▶ [Vorliegender Text]:
++++

Warum suchen selbst „christliche Kreise“ Spiritualität woanders? Warum ist ihnen
die
Geist so unwichtig geworden, dass sie sich nicht mehr dafür interessieren, wie mir einmal ein Buchhändler gesagt hat?
Ich denke: weil heute weithin – und eben selbst unter Christen – bezweifelt wird, dass die Geist Gottes „da“ sei und wirke. Es wird argumentiert: Wenn die Geist Gottes noch tätig wäre, müsste es doch in der Welt und wenigstens unter Christen weniger zweifelhaftes Verhalten, weniger buchstabenlastige Gesetzlichkeit und Unbeweglichkeit, dafür aber mehr Lebendigkeit, Liebe, Fröhlichkeit, Aufgeschlossenheit und Begeisterung geben, als es ganz offensichtlich der Fall ist. Man spüre auch persönlich so nichts davon, dass die Geist Gottes noch wirksam sei.
Wo
denn, bitte schön?
Wann
denn wohl? Da sei doch nichts. Da rege sich nichts. Man spüre nichts! So ist die Wahrnehmung vieler Menschen. Sie bereitet ihnen Glaubensnot. Man muss das ernstnehmen.
Menschen, die meinen, dass die Geist Gottes nicht mehr wirke, haben, meiner Erfahrung nach, meist eine verzerrte Sichtweise und Erwartungshaltung. Dies möglicherweise, weil sie ihre Erwartungen an das Wirken der Geist Gottes an spektakulären Ereignissen wie etwa dem in der Pfingstgeschichte im Neuen Testament überlieferten orientieren. Auch bei vielen sehr ernsthaften und ernstzunehmenden Mitchristinnen und Mitchristen herrscht, scheint mir, die Meinung vor, wenn in Gottesdiensten und sonstigen Versammlungen von Christen nicht die Post abgehe, wenn nicht mit erhobenen Händen und verzückt geschlossenen oder dann verdrehten Augen laut gejubelt werde, wenn nicht wenigstens ein paar Menschen zitternd zu Boden fallen und wenn nicht in Zungen geredet werde, wenn nichts geheimnisvoll Übersinnliches und Unerklärliches geschehe, dann sei es nichts gewesen mit der Ereignung und dem Wirken der Geist Gottes.

++++

▶ [Extrahierte Datensätze]:
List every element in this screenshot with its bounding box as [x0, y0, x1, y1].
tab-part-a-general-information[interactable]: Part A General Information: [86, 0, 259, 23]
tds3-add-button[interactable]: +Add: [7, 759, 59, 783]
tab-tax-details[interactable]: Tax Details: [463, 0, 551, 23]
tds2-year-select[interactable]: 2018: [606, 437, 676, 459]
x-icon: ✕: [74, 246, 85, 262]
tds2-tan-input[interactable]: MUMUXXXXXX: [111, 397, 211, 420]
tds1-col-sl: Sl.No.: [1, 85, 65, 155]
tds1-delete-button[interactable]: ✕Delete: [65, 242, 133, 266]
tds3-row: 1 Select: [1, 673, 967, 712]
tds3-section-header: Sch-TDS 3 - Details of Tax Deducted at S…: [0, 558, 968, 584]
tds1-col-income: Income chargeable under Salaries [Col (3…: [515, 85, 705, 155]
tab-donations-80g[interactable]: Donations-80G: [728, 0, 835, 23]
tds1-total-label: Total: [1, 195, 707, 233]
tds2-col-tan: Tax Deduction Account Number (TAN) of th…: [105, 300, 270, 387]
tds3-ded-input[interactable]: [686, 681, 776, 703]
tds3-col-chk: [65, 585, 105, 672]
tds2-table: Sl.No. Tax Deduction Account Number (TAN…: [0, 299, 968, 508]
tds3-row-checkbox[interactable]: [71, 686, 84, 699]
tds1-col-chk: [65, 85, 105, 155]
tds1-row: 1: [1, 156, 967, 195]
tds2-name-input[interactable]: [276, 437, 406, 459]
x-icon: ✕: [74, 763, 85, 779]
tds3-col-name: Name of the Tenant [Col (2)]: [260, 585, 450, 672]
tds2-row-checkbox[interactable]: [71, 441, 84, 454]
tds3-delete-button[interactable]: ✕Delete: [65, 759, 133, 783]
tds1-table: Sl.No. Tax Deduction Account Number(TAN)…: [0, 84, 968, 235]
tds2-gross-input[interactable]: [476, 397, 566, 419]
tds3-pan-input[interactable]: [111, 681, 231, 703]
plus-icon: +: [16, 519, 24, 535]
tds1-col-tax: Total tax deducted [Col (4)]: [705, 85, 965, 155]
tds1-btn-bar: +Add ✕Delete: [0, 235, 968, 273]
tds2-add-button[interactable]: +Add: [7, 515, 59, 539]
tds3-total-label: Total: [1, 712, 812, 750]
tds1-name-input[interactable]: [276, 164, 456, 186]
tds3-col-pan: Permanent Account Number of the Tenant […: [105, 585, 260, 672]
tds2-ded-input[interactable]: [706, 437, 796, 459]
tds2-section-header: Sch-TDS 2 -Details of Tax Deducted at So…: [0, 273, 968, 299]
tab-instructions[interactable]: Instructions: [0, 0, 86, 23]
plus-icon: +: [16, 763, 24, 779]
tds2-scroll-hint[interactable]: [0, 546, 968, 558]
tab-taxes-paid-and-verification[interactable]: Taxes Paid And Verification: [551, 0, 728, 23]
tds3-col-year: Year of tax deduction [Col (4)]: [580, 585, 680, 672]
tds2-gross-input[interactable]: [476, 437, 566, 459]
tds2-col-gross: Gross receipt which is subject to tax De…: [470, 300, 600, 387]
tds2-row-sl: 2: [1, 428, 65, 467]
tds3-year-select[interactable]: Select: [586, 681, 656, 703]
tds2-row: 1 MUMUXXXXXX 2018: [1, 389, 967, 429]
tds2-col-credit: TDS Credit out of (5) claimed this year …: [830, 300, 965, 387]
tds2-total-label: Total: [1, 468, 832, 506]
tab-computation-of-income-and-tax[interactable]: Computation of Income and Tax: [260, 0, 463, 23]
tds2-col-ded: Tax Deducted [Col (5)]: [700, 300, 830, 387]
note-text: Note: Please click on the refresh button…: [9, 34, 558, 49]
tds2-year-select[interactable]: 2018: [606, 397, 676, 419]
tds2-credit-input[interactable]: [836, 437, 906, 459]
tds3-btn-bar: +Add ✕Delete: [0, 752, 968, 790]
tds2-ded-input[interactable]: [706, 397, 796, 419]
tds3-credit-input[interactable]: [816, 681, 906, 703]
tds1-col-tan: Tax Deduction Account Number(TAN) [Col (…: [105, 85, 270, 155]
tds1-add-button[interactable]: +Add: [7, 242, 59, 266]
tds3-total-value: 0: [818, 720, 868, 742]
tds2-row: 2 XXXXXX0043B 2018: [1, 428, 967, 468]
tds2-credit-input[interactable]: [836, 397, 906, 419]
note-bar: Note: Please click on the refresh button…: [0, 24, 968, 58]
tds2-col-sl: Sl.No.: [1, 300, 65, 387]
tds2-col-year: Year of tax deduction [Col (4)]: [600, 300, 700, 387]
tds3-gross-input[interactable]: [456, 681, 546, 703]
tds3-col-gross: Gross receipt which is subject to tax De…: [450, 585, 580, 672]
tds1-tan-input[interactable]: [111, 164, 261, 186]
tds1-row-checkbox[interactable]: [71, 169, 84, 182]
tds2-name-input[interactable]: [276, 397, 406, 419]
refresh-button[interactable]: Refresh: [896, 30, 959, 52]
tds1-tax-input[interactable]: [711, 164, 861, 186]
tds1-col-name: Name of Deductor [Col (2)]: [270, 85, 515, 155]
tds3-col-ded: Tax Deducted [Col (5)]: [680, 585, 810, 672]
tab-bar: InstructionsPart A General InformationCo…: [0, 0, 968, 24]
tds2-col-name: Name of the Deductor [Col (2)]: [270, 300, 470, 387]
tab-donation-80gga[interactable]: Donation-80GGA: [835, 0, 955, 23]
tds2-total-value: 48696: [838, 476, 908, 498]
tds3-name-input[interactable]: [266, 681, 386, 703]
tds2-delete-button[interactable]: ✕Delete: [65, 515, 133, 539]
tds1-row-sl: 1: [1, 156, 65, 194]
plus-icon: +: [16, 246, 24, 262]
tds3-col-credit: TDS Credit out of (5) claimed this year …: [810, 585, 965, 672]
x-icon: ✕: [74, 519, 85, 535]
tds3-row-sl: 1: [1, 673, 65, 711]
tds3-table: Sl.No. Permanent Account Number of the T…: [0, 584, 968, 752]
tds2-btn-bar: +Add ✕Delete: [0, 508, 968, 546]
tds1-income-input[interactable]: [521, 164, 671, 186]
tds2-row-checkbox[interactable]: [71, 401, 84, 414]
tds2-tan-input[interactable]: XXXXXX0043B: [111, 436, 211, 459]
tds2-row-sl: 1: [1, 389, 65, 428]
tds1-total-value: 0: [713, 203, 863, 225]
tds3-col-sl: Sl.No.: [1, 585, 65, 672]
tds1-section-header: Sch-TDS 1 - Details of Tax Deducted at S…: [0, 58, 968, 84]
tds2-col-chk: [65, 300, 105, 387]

++++

▶ [Aufgaben]:
1. Ersetze im vorliegenden Text „Buchhändler“ durch „Verleger“ und schreib den Abschnitt neu auf. Fang bei den Worten „Warum suchen selbst“ an und hör nach „noch wirksam sei.“ auf.
2. Übersetze den Satz „So ist die Wahrnehmung vieler Menschen.“ aus dem vorliegenden Text ins Englische.
Die Datensätze spielen hierfür keine Rolle.

▶ [Lösungen]:
1.
Warum suchen selbst „christliche Kreise“ Spiritualität woanders? Warum ist ihnen
die
Geist so unwichtig geworden, dass sie sich nicht mehr dafür interessieren, wie mir einmal ein Verleger gesagt hat?
Ich denke: weil heute weithin – und eben selbst unter Christen – bezweifelt wird, dass die Geist Gottes „da“ sei und wirke. Es wird argumentiert: Wenn die Geist Gottes noch tätig wäre, müsste es doch in der Welt und wenigstens unter Christen weniger zweifelhaftes Verhalten, weniger buchstabenlastige Gesetzlichkeit und Unbeweglichkeit, dafür aber mehr Lebendigkeit, Liebe, Fröhlichkeit, Aufgeschlossenheit und Begeisterung geben, als es ganz offensichtlich der Fall ist. Man spüre auch persönlich so nichts davon, dass die Geist Gottes noch wirksam sei.

2. Such is the perception of many people.